Start Data extract

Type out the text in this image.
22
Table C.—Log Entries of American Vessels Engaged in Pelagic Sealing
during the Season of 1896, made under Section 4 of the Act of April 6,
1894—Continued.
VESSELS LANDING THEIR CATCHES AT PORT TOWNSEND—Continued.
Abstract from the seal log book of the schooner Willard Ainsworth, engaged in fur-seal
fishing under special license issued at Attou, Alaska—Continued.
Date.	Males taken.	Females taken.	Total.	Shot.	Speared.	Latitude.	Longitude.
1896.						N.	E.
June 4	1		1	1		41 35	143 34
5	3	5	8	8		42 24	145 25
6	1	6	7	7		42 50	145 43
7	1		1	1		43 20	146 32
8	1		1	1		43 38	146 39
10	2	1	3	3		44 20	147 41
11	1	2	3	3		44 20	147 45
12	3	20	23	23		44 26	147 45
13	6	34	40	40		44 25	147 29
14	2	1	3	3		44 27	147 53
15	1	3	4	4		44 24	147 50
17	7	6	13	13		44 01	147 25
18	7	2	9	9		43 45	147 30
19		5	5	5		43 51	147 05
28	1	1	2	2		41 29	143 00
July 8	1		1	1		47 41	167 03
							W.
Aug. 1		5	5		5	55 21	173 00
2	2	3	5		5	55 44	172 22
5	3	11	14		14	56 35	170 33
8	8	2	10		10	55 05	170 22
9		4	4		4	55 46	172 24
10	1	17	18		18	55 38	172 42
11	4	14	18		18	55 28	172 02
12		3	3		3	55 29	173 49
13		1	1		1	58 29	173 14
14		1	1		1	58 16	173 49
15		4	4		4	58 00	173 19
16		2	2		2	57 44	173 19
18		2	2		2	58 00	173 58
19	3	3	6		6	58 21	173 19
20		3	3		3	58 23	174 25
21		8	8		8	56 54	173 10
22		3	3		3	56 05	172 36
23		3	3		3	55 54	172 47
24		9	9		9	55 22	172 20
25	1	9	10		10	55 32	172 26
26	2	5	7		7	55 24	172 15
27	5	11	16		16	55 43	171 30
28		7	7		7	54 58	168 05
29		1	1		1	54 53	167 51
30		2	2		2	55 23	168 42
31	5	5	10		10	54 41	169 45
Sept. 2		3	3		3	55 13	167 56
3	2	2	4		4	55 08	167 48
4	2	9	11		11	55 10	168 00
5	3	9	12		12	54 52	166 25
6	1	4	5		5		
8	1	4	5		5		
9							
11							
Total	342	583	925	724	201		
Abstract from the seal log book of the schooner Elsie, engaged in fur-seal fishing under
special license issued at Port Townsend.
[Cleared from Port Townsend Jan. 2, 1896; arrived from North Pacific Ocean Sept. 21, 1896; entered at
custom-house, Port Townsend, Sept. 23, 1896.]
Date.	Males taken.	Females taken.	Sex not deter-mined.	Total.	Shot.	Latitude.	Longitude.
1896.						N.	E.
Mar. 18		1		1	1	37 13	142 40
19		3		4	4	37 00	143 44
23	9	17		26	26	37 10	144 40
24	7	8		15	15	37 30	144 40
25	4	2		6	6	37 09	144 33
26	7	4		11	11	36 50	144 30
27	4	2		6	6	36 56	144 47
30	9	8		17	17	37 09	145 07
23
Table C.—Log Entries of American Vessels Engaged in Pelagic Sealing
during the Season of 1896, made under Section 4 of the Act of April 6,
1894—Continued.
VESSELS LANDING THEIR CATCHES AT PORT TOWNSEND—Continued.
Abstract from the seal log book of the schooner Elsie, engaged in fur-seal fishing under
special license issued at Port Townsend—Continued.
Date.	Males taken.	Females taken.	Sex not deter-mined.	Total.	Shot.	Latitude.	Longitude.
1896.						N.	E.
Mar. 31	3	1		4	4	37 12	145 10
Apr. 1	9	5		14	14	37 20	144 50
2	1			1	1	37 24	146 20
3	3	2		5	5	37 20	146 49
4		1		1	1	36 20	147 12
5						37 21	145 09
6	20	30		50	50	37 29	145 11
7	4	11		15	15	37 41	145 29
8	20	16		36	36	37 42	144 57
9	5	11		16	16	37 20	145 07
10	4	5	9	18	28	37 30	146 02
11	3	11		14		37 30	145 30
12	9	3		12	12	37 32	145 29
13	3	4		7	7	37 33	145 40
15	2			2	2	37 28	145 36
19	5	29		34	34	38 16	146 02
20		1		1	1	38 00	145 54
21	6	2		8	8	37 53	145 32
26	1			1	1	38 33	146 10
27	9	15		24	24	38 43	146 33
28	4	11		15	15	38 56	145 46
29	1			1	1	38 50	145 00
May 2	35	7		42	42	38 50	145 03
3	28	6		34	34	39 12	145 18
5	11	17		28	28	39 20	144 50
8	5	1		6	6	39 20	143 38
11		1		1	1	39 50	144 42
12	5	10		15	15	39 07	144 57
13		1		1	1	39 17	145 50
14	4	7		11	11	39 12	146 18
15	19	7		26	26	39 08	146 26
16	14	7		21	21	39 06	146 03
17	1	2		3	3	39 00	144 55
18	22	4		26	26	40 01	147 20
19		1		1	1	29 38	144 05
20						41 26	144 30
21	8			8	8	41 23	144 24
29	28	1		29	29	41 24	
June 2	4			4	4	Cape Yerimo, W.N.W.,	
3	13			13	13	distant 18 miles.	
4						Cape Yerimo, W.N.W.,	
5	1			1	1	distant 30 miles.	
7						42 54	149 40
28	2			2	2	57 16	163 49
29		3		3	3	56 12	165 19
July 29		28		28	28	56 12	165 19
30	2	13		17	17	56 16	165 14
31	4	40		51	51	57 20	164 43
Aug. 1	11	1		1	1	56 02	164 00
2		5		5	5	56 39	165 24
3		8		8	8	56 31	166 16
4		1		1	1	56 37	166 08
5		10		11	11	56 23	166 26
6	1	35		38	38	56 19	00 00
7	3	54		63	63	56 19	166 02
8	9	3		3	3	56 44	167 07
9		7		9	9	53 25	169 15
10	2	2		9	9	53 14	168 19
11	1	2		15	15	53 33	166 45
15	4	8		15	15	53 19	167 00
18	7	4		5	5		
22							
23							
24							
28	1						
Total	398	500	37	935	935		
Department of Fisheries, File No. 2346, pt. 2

End Data extract

Aim: Pull every line containing "issued" from the material above.

Response below:
fishing under special license issued at Attou, Alaska—Continued.
special license issued at Port Townsend.
special license issued at Port Townsend—Continued.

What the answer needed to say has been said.